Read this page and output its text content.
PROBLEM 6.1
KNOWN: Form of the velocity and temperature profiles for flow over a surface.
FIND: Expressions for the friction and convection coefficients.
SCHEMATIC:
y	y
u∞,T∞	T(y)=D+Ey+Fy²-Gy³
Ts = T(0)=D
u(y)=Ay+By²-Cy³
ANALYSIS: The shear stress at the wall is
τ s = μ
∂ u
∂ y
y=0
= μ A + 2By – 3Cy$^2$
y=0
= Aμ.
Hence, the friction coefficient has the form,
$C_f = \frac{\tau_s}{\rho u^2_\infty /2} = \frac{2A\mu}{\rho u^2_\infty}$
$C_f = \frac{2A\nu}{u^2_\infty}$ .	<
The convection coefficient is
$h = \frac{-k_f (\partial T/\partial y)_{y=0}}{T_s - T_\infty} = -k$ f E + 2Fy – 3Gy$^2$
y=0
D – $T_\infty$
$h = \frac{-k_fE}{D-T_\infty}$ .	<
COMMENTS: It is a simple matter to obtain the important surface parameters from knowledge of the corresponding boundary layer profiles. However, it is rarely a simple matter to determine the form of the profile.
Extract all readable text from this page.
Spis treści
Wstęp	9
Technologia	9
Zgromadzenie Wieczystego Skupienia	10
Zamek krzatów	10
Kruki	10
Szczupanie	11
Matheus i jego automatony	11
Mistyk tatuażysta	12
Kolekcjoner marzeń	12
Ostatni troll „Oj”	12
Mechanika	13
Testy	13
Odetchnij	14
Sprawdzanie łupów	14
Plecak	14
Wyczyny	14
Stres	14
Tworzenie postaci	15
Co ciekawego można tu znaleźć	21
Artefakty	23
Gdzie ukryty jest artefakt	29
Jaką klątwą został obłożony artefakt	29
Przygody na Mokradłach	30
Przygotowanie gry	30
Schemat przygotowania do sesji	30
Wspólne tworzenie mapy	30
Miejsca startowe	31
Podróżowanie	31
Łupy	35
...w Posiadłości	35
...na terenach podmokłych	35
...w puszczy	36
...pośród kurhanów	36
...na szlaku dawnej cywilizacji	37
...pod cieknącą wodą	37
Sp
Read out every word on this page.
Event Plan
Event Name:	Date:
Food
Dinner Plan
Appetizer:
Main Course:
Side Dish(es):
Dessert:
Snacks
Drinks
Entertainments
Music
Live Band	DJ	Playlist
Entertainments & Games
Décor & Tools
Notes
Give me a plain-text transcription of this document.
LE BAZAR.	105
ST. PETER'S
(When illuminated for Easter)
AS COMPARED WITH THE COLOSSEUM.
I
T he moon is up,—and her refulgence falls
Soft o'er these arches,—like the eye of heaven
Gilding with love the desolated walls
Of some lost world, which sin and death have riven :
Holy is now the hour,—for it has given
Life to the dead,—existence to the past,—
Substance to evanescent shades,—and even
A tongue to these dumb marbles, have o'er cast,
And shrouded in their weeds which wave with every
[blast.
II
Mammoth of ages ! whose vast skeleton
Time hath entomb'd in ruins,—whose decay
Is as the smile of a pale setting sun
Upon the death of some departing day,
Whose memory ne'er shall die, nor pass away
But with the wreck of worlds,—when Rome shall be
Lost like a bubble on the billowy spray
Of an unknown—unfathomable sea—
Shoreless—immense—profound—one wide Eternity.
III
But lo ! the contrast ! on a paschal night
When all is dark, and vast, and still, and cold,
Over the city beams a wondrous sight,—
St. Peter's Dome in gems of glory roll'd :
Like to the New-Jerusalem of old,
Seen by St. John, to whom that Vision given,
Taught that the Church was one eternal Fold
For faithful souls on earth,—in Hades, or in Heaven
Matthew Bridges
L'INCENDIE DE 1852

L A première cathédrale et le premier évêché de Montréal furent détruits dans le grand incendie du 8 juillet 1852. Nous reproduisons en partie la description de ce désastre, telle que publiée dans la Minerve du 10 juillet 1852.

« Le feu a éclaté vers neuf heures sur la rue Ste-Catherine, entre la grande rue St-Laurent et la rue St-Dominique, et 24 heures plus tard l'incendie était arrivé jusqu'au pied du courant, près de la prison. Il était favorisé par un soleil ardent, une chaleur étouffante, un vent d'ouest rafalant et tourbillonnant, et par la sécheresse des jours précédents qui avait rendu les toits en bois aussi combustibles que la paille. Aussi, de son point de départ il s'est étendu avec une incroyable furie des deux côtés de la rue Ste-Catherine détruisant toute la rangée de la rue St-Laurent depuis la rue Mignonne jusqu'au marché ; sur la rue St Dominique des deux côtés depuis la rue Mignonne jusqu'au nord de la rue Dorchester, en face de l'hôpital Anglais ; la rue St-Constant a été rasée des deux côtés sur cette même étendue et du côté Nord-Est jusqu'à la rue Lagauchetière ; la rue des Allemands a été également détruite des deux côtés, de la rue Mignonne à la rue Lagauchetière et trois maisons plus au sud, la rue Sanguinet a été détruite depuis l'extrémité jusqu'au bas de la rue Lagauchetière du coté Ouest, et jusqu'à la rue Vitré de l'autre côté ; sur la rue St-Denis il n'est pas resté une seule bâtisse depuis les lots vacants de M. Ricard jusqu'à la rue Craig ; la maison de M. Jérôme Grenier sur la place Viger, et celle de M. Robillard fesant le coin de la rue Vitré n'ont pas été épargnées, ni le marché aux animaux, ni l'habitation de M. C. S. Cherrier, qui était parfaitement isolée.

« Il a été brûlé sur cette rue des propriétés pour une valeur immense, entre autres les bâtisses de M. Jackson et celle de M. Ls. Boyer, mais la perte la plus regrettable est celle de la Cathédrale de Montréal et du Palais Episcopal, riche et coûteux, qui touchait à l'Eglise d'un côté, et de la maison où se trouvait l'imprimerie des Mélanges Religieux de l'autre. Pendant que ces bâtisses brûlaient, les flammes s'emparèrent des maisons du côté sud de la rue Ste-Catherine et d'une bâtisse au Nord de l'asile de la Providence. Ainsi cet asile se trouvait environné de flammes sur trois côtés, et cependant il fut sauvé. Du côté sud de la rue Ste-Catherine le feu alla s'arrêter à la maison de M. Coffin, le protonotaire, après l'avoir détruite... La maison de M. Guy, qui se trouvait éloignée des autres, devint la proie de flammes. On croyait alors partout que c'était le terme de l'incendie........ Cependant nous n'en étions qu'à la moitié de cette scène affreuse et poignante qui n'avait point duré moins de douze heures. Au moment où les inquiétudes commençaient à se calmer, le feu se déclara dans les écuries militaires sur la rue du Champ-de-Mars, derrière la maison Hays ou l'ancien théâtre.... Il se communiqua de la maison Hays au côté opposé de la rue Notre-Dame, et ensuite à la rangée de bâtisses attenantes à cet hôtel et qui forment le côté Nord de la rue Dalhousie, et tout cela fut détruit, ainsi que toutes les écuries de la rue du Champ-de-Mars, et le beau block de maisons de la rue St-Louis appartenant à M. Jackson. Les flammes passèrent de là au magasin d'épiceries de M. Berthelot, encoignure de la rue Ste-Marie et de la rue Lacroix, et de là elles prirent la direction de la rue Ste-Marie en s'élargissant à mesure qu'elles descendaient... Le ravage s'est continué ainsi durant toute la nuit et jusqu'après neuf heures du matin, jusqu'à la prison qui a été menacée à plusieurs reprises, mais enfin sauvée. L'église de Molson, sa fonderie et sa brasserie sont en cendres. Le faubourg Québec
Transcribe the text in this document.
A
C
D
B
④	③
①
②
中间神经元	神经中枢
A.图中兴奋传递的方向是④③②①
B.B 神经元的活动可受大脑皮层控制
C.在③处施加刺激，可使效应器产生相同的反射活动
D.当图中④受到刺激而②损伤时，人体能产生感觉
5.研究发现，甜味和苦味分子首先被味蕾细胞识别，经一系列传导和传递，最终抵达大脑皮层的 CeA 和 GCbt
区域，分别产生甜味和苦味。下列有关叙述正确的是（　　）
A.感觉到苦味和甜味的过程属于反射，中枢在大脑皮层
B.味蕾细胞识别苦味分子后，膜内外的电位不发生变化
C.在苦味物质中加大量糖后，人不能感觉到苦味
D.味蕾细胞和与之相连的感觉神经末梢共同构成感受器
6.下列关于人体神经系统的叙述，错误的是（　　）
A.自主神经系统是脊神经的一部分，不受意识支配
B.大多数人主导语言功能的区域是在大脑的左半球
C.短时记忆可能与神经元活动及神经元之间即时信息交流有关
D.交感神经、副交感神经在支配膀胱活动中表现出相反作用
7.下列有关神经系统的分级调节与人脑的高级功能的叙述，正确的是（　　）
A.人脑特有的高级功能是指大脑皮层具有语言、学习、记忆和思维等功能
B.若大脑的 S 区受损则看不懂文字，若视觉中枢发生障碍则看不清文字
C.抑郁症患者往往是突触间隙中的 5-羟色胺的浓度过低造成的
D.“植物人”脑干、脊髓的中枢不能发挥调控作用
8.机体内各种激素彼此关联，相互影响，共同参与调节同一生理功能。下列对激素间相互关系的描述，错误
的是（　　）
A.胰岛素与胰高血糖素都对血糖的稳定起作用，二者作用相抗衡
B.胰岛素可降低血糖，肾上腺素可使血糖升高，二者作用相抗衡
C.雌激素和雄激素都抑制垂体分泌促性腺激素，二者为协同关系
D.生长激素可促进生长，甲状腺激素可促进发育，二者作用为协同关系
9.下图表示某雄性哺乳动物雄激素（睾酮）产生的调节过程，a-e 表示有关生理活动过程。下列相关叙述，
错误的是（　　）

○ ○ ○

__STATED EXERCISE__.
Scan the records above for the string "frac", then report every line that contains it.

__THE RESPONSE__.
$C_f = \frac{\tau_s}{\rho u^2_\infty /2} = \frac{2A\mu}{\rho u^2_\infty}$
$C_f = \frac{2A\nu}{u^2_\infty}$ .	<
$h = \frac{-k_f (\partial T/\partial y)_{y=0}}{T_s - T_\infty} = -k$ f E + 2Fy – 3Gy$^2$
$h = \frac{-k_fE}{D-T_\infty}$ .	<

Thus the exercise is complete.